* Data provided
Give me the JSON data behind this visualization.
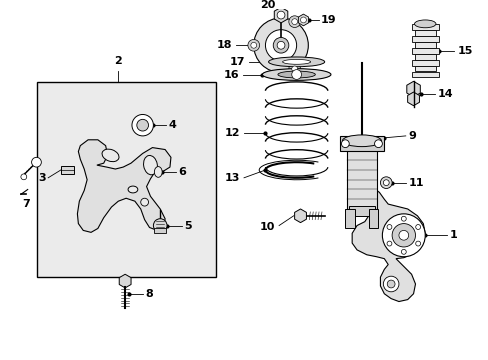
{
  "background_color": "#ffffff",
  "box_color": "#ebebeb",
  "box_border_color": "#000000",
  "line_color": "#000000",
  "text_color": "#000000",
  "figsize": [
    4.89,
    3.6
  ],
  "dpi": 100
}
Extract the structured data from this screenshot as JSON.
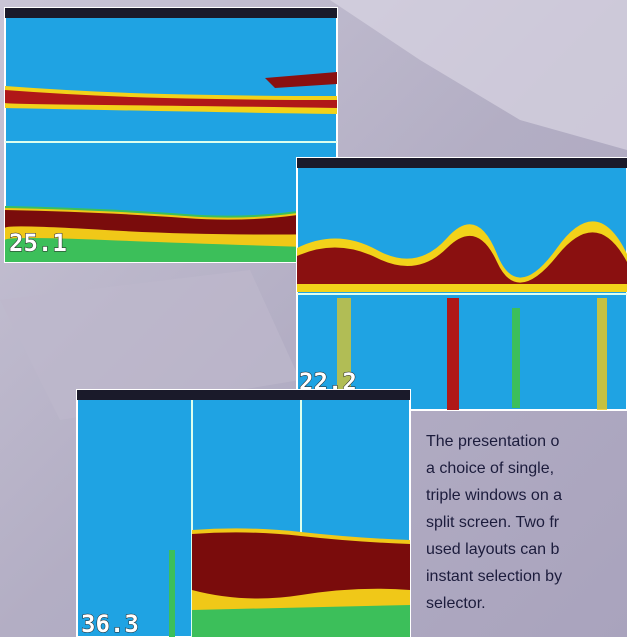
{
  "screens": [
    {
      "depth": "25.1"
    },
    {
      "depth": "22.2"
    },
    {
      "depth": "36.3"
    }
  ],
  "caption": {
    "lines": [
      "The presentation o",
      "a choice of single,",
      "triple windows on a",
      "split screen. Two fr",
      "used layouts can b",
      "instant selection by",
      "selector."
    ]
  }
}
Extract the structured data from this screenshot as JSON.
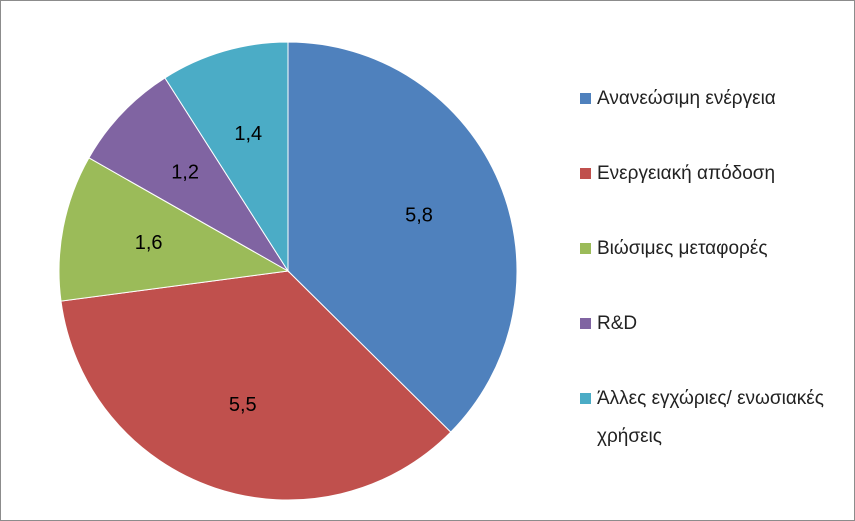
{
  "chart_data": {
    "type": "pie",
    "categories": [
      "Ανανεώσιμη ενέργεια",
      "Ενεργειακή απόδοση",
      "Βιώσιμες μεταφορές",
      "R&D",
      "Άλλες εγχώριες/ ενωσιακές χρήσεις"
    ],
    "values": [
      5.8,
      5.5,
      1.6,
      1.2,
      1.4
    ],
    "value_labels": [
      "5,8",
      "5,5",
      "1,6",
      "1,2",
      "1,4"
    ],
    "colors": [
      "#4f81bd",
      "#c0504d",
      "#9bbb59",
      "#8064a2",
      "#4bacc6"
    ],
    "legend": "right"
  }
}
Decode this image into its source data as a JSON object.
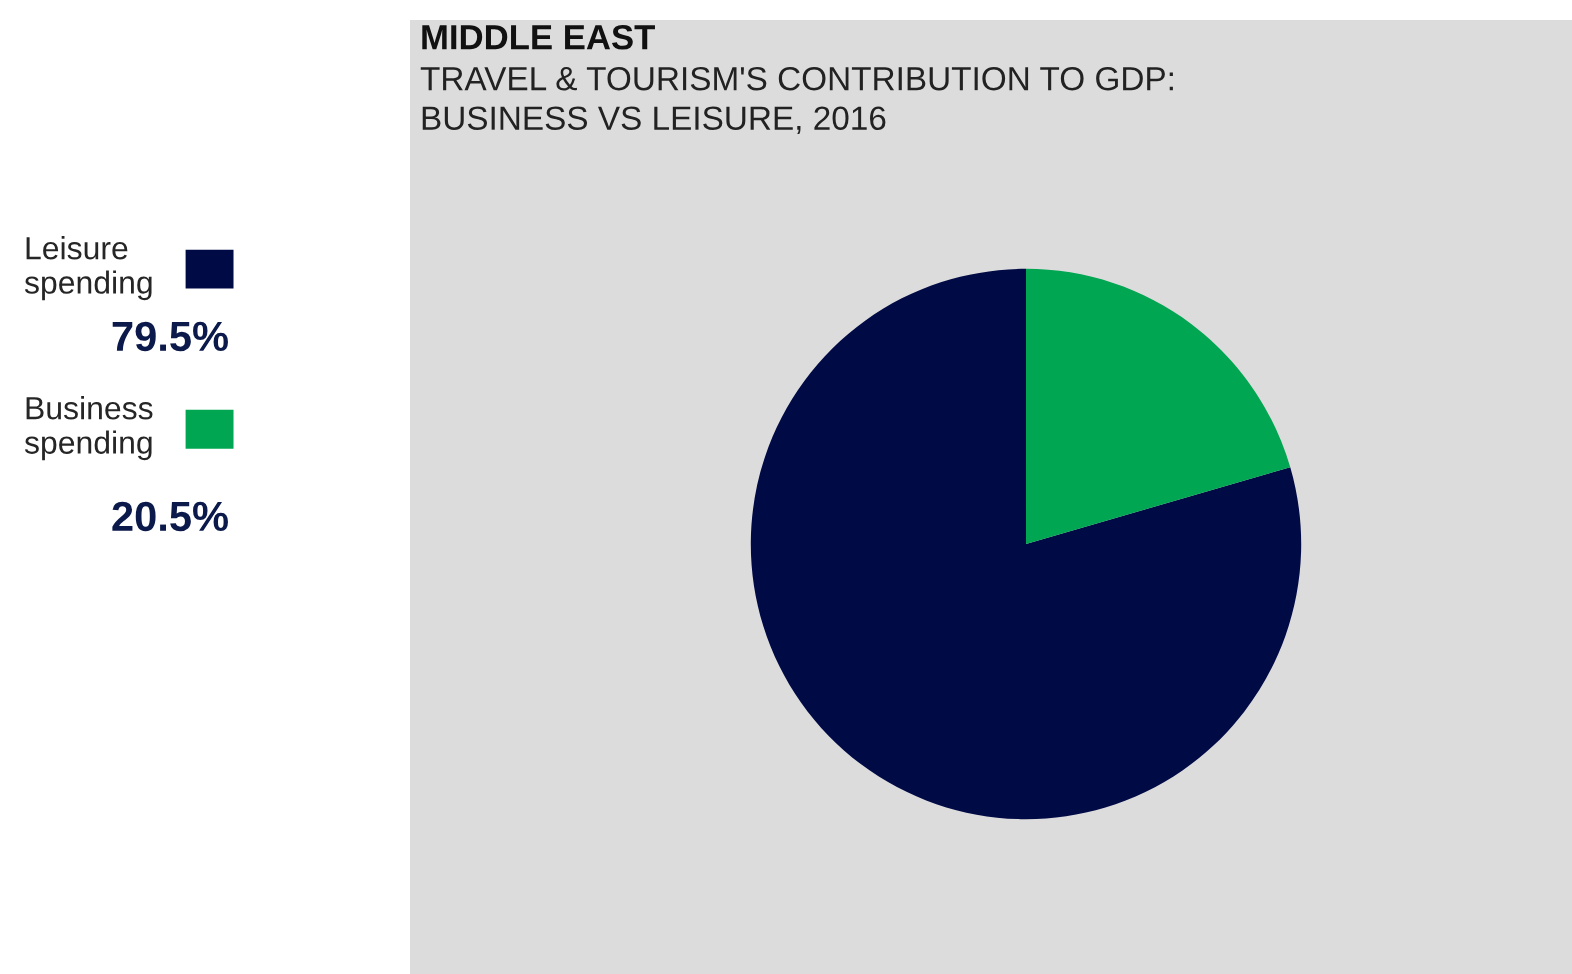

* Exercise directions
Reproduce the entries above without change, omitting all pictures.

* Solution to the problem
Give me the JSON data behind this visualization.
{
  "background_color": "#ffffff",
  "box_color": "#ebebeb",
  "box_border_color": "#000000",
  "line_color": "#000000",
  "text_color": "#000000",
  "figsize": [
    4.89,
    3.6
  ],
  "dpi": 100
}
Extract the structured data from this screenshot as JSON.
{
  "screens": [
    {
      "depth": "25.1"
    },
    {
      "depth": "22.2"
    },
    {
      "depth": "36.3"
    }
  ],
  "caption": {
    "lines": [
      "The presentation o",
      "a choice of single,",
      "triple windows on a",
      "split screen. Two fr",
      "used layouts can b",
      "instant selection by",
      "selector."
    ]
  }
}
Extract the structured data from this screenshot as JSON.
{
  "chart_data": {
    "type": "pie",
    "categories": [
      "Ανανεώσιμη ενέργεια",
      "Ενεργειακή απόδοση",
      "Βιώσιμες μεταφορές",
      "R&D",
      "Άλλες εγχώριες/ ενωσιακές χρήσεις"
    ],
    "values": [
      5.8,
      5.5,
      1.6,
      1.2,
      1.4
    ],
    "value_labels": [
      "5,8",
      "5,5",
      "1,6",
      "1,2",
      "1,4"
    ],
    "colors": [
      "#4f81bd",
      "#c0504d",
      "#9bbb59",
      "#8064a2",
      "#4bacc6"
    ],
    "legend": "right"
  }
}
Decode this image into its source data as a JSON object.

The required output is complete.